DETTAGLI ATTIVITÀ
Nel testo su Roma e Cartagine, in quale anno i romani intervengono in Sicilia in soccorso dei Mamertini?

TESTO FORNITO
+--

Parte I: Ribellione
La sconfitta di Pirro aprì la strada a Roma per la definitiva conquista del territorio italico e l’espansione della propria egemonia anche nelle isole adiacenti alla penisola italica. Nel 218 a.C., dopo 54 anni dalla sconfitta di Pirro, Roma stava per affrontare la più difficile delle sfide. Negli anni successivi alla vittoria contro Taranto, i romani si ritrovarono a fronteggiare l’altra superpotenza del Mediterraneo: Cartagine. I punici furono alleati con Roma per un breve periodo di tempo, aiutandosi l’un l’altro contro il re dell’Epiro, loro nemico comune. Negli anni seguenti, la tensione fra le due potenze aumentò di anno in anno, fino a quando nel 265 a.C. i romani non intervennero in Sicilia in soccorso ai Mamertini (originari della Campania, assoldati come truppe mercenarie dai siracusani ed insediatisi in Sicilia). Dopo 23 anni di guerra, Roma riuscì ad ottenere il controllo della Sicilia (tranne Siracusa), della Sardegna e della Corsica e, cosa più importante, ridimensionò la flotta cartaginese, indebolendo la loro influenza nel Mediterraneo.
Cartagine non riuscì a riprendersi dalla sconfitta subita, lasciando che scoppiassero insurrezioni sia in madrepatria sia nei possedimenti in Iberia (Spagna). Negli anni del conflitto iberico, un giovane guerriero iniziava ad innalzarsi tra i soldati punici: egli era figlio di Amilcare Barca, grande generale cartaginese e veterano della guerra in Sicilia, in quale al suo stesso figlio, narravano le leggende, aveva fatto giurare odio eterno contro la nemica Roma. Il nome del ragazzo divenne ben presto l’incubo di tutti i romani: Annibale. Diventato comandante delle forze di occupazione in Iberia, Annibale riuscì ben presto ad assoggettare i territori nemici, ma la sua voglia di rivalsa contro i romani lo portò ad assediare e conquistare la città di Sagunto, protettorato di Roma. Il senato romano reagì all’attacco di Annibale mandando una delegazione a Cartagine, chiedendo il ritiro delle truppe e la consegna del condottiero, condizioni che furono rifiutate dal governo punico.

+--

RIGHE DI DATI

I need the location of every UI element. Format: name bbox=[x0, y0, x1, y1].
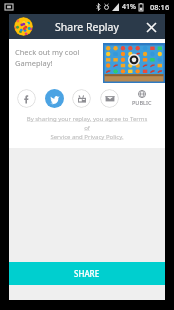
button[interactable]: PUBLIC bbox=[127, 90, 157, 106]
button[interactable]: SHARE bbox=[9, 262, 165, 285]
button[interactable]: Close bbox=[141, 17, 161, 37]
staticText: 08:16 bbox=[150, 2, 170, 12]
staticText: By sharing your replay, you agree to Ter… bbox=[25, 115, 149, 141]
button[interactable]: Replay preview bbox=[103, 43, 165, 83]
button[interactable]: Twitter bbox=[45, 89, 64, 108]
staticText: Share Replay bbox=[55, 20, 119, 34]
staticText: 41% bbox=[122, 2, 136, 12]
button[interactable]: Email bbox=[100, 89, 119, 108]
staticText: Check out my cool Gameplay! bbox=[15, 47, 103, 68]
staticText: SHARE bbox=[74, 268, 100, 279]
staticText: PUBLIC bbox=[132, 99, 152, 106]
button[interactable]: App icon bbox=[14, 17, 33, 36]
button[interactable]: YouTube bbox=[72, 89, 91, 108]
button[interactable]: Facebook bbox=[17, 89, 36, 108]
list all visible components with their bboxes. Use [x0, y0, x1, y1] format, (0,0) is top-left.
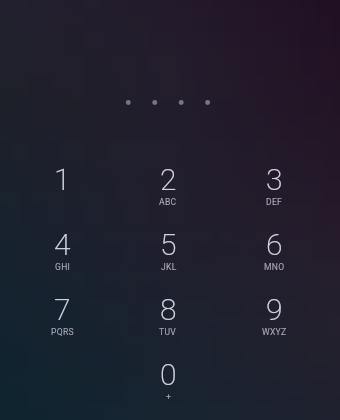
staticText: JKL [161, 262, 177, 272]
staticText: DEF [266, 197, 283, 207]
button[interactable]: 6 [221, 227, 327, 292]
other: PIN entry, 4 digits entered [0, 94, 340, 110]
staticText: 2 [160, 162, 177, 197]
button[interactable]: 4 [9, 227, 115, 292]
staticText: 3 [266, 162, 283, 197]
staticText: TUV [159, 327, 177, 337]
staticText: + [166, 392, 172, 402]
staticText: MNO [264, 262, 285, 272]
staticText: 6 [266, 227, 283, 262]
button[interactable]: 1 [9, 162, 115, 227]
staticText: 5 [160, 227, 177, 262]
staticText: PQRS [51, 327, 74, 337]
button[interactable]: 3 [221, 162, 327, 227]
staticText: 1 [54, 162, 71, 197]
staticText: GHI [55, 262, 71, 272]
staticText: 7 [54, 292, 71, 327]
staticText: ABC [159, 197, 177, 207]
button[interactable]: 9 [221, 292, 327, 357]
button[interactable]: 2 [115, 162, 221, 227]
staticText: 9 [266, 292, 283, 327]
staticText: 4 [54, 227, 71, 262]
button[interactable]: 5 [115, 227, 221, 292]
button[interactable]: 8 [115, 292, 221, 357]
staticText: 0 [160, 357, 177, 392]
staticText: WXYZ [262, 327, 287, 337]
staticText: 8 [160, 292, 177, 327]
button[interactable]: 7 [9, 292, 115, 357]
button[interactable]: 0 [115, 357, 221, 420]
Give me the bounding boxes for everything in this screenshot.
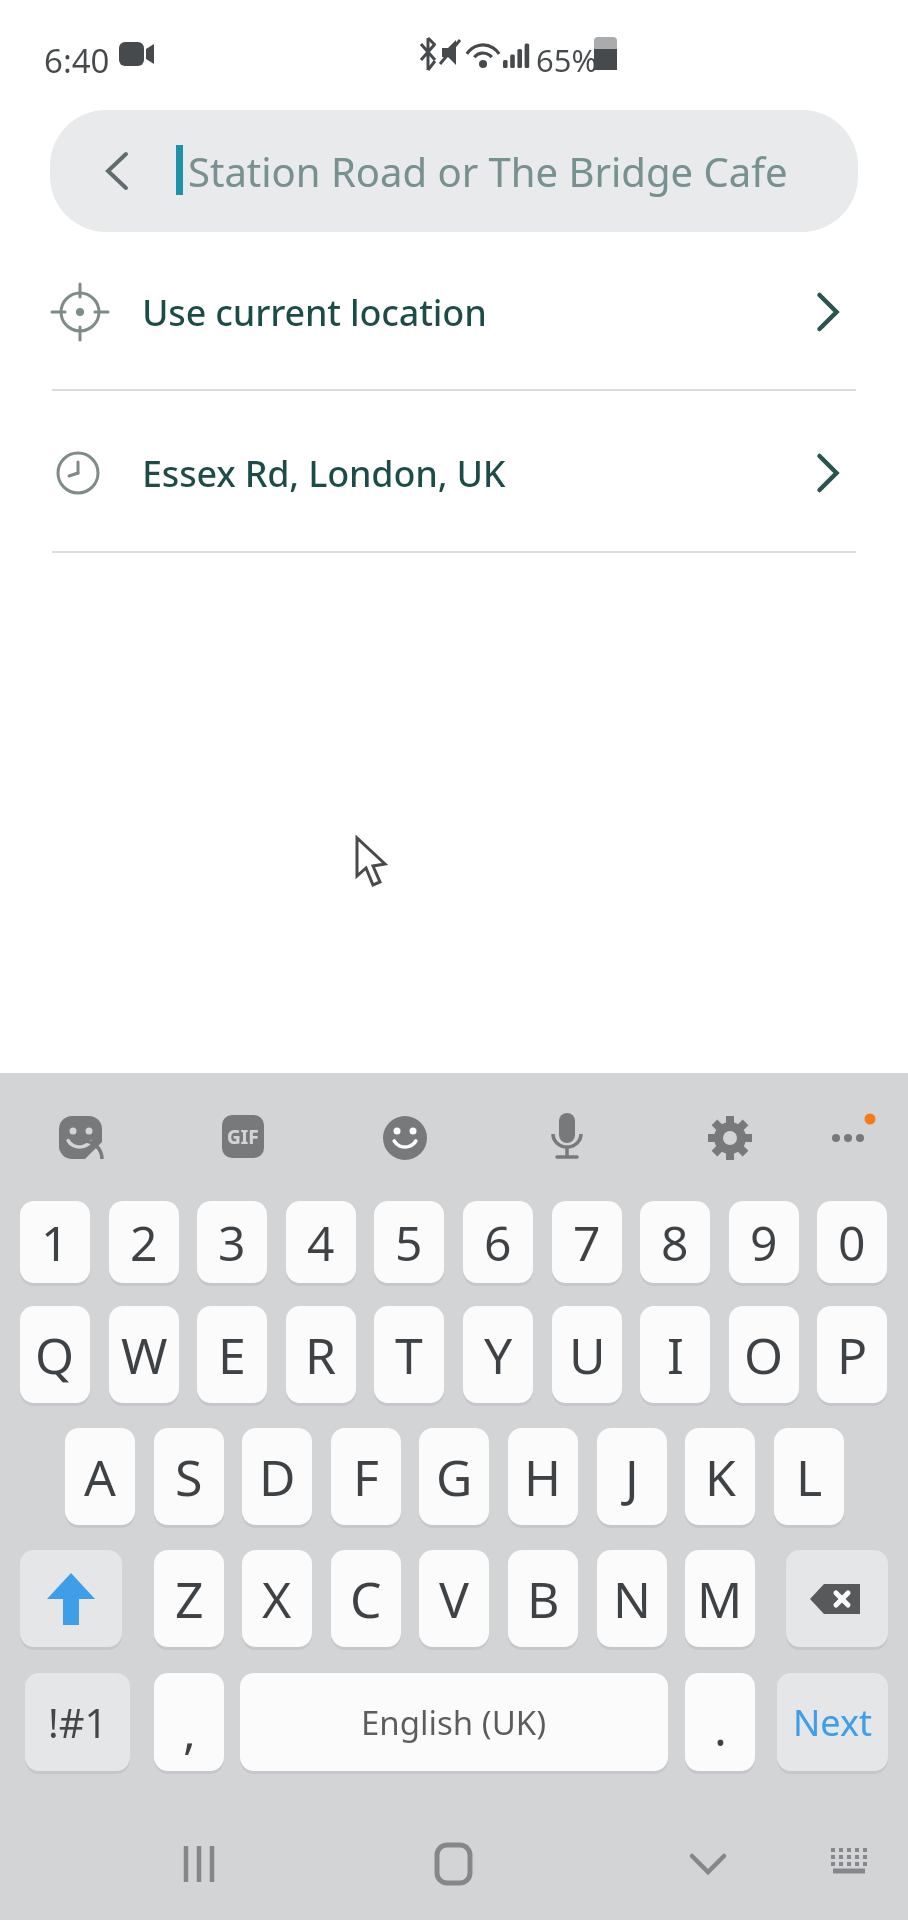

+--

RISULTATO ESERCIZIO
Nel 265 a.C.